— start of Dataset excerpts —

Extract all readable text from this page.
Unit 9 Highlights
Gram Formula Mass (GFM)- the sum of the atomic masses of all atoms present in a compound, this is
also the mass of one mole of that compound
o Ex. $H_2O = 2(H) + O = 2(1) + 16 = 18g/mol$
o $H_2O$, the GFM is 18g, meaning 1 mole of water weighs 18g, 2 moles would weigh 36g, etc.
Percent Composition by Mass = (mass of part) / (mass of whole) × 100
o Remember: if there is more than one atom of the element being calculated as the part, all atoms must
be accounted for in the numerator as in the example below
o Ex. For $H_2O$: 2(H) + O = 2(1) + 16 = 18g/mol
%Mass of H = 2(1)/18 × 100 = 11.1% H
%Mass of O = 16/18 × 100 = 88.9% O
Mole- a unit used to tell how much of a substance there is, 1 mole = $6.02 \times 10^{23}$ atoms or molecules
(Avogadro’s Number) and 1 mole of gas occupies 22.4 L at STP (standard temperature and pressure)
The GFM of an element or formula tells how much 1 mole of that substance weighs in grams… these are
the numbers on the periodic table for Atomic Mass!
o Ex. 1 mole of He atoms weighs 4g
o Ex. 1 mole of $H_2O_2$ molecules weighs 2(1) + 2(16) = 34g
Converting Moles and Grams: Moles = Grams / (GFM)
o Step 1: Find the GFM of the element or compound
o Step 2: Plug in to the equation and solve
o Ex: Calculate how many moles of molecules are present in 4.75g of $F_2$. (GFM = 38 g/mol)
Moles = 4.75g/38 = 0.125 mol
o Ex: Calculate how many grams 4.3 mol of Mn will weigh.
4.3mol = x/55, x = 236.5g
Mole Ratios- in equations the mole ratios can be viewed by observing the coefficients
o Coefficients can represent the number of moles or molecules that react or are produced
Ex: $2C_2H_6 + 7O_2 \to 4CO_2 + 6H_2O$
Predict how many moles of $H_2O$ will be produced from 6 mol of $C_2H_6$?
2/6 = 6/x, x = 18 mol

— end of Dataset excerpts —

[Problem statement] Identify every line above with the string "substance" in it. Copy those lines.

[Finished exercise]
Mole- a unit used to tell how much of a substance there is, 1 mole = $6.02 \times 10^{23}$ atoms or molecules
The GFM of an element or formula tells how much 1 mole of that substance weighs in grams… these are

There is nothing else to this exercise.